**Data to use:**
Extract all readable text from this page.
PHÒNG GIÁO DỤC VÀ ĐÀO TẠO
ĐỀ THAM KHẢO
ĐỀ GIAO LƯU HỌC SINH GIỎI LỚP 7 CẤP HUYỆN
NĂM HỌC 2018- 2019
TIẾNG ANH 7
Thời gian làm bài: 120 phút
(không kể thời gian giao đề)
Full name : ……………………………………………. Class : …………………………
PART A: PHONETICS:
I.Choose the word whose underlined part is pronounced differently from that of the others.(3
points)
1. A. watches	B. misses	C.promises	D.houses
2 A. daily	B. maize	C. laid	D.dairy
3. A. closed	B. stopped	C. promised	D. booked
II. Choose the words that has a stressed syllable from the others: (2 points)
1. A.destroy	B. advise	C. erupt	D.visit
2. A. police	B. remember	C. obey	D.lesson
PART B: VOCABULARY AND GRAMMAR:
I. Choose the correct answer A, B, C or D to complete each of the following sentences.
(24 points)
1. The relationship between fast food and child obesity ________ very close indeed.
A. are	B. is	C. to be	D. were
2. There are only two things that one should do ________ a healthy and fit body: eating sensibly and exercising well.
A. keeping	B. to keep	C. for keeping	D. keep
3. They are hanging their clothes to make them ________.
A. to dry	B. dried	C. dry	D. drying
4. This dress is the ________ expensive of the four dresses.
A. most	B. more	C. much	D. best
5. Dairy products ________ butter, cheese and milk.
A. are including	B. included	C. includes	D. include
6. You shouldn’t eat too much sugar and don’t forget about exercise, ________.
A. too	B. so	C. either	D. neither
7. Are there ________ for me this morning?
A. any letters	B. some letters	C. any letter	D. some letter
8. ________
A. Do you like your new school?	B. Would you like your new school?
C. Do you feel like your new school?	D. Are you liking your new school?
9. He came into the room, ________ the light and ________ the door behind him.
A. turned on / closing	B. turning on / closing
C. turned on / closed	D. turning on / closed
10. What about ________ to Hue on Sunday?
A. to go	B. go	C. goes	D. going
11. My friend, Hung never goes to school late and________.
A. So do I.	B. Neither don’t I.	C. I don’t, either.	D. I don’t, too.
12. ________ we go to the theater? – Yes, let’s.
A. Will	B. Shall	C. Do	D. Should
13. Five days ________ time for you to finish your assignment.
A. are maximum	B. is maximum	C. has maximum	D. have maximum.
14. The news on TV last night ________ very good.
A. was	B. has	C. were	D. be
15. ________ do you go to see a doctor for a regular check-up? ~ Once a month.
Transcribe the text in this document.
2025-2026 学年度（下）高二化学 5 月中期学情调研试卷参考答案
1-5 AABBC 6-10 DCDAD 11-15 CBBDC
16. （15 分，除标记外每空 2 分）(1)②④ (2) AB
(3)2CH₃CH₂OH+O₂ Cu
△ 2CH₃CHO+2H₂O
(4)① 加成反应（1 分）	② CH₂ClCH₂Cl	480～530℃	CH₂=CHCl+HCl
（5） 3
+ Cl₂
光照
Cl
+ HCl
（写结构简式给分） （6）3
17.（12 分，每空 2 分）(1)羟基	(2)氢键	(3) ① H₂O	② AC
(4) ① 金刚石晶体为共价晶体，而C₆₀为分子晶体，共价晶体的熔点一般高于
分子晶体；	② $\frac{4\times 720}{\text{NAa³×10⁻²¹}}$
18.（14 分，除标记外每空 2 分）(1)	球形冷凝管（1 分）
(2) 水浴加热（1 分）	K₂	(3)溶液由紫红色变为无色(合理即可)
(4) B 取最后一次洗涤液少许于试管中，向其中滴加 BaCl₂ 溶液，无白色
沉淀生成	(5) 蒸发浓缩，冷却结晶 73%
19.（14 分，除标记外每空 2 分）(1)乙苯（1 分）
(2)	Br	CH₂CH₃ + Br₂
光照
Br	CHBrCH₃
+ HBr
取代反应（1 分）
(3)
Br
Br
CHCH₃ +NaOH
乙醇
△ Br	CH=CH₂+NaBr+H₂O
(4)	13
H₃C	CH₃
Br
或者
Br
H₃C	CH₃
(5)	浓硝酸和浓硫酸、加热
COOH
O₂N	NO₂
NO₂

**What you should do:** Return all of the data word for word.

**Answer to the problem:**
Extract all readable text from this page.
PHÒNG GIÁO DỤC VÀ ĐÀO TẠO
ĐỀ THAM KHẢO
ĐỀ GIAO LƯU HỌC SINH GIỎI LỚP 7 CẤP HUYỆN
NĂM HỌC 2018- 2019
TIẾNG ANH 7
Thời gian làm bài: 120 phút
(không kể thời gian giao đề)
Full name : ……………………………………………. Class : …………………………
PART A: PHONETICS:
I.Choose the word whose underlined part is pronounced differently from that of the others.(3
points)
1. A. watches	B. misses	C.promises	D.houses
2 A. daily	B. maize	C. laid	D.dairy
3. A. closed	B. stopped	C. promised	D. booked
II. Choose the words that has a stressed syllable from the others: (2 points)
1. A.destroy	B. advise	C. erupt	D.visit
2. A. police	B. remember	C. obey	D.lesson
PART B: VOCABULARY AND GRAMMAR:
I. Choose the correct answer A, B, C or D to complete each of the following sentences.
(24 points)
1. The relationship between fast food and child obesity ________ very close indeed.
A. are	B. is	C. to be	D. were
2. There are only two things that one should do ________ a healthy and fit body: eating sensibly and exercising well.
A. keeping	B. to keep	C. for keeping	D. keep
3. They are hanging their clothes to make them ________.
A. to dry	B. dried	C. dry	D. drying
4. This dress is the ________ expensive of the four dresses.
A. most	B. more	C. much	D. best
5. Dairy products ________ butter, cheese and milk.
A. are including	B. included	C. includes	D. include
6. You shouldn’t eat too much sugar and don’t forget about exercise, ________.
A. too	B. so	C. either	D. neither
7. Are there ________ for me this morning?
A. any letters	B. some letters	C. any letter	D. some letter
8. ________
A. Do you like your new school?	B. Would you like your new school?
C. Do you feel like your new school?	D. Are you liking your new school?
9. He came into the room, ________ the light and ________ the door behind him.
A. turned on / closing	B. turning on / closing
C. turned on / closed	D. turning on / closed
10. What about ________ to Hue on Sunday?
A. to go	B. go	C. goes	D. going
11. My friend, Hung never goes to school late and________.
A. So do I.	B. Neither don’t I.	C. I don’t, either.	D. I don’t, too.
12. ________ we go to the theater? – Yes, let’s.
A. Will	B. Shall	C. Do	D. Should
13. Five days ________ time for you to finish your assignment.
A. are maximum	B. is maximum	C. has maximum	D. have maximum.
14. The news on TV last night ________ very good.
A. was	B. has	C. were	D. be
15. ________ do you go to see a doctor for a regular check-up? ~ Once a month.
Transcribe the text in this document.
2025-2026 学年度（下）高二化学 5 月中期学情调研试卷参考答案
1-5 AABBC 6-10 DCDAD 11-15 CBBDC
16. （15 分，除标记外每空 2 分）(1)②④ (2) AB
(3)2CH₃CH₂OH+O₂ Cu
△ 2CH₃CHO+2H₂O
(4)① 加成反应（1 分）	② CH₂ClCH₂Cl	480～530℃	CH₂=CHCl+HCl
（5） 3
+ Cl₂
光照
Cl
+ HCl
（写结构简式给分） （6）3
17.（12 分，每空 2 分）(1)羟基	(2)氢键	(3) ① H₂O	② AC
(4) ① 金刚石晶体为共价晶体，而C₆₀为分子晶体，共价晶体的熔点一般高于
分子晶体；	② $\frac{4\times 720}{\text{NAa³×10⁻²¹}}$
18.（14 分，除标记外每空 2 分）(1)	球形冷凝管（1 分）
(2) 水浴加热（1 分）	K₂	(3)溶液由紫红色变为无色(合理即可)
(4) B 取最后一次洗涤液少许于试管中，向其中滴加 BaCl₂ 溶液，无白色
沉淀生成	(5) 蒸发浓缩，冷却结晶 73%
19.（14 分，除标记外每空 2 分）(1)乙苯（1 分）
(2)	Br	CH₂CH₃ + Br₂
光照
Br	CHBrCH₃
+ HBr
取代反应（1 分）
(3)
Br
Br
CHCH₃ +NaOH
乙醇
△ Br	CH=CH₂+NaBr+H₂O
(4)	13
H₃C	CH₃
Br
或者
Br
H₃C	CH₃
(5)	浓硝酸和浓硫酸、加热
COOH
O₂N	NO₂
NO₂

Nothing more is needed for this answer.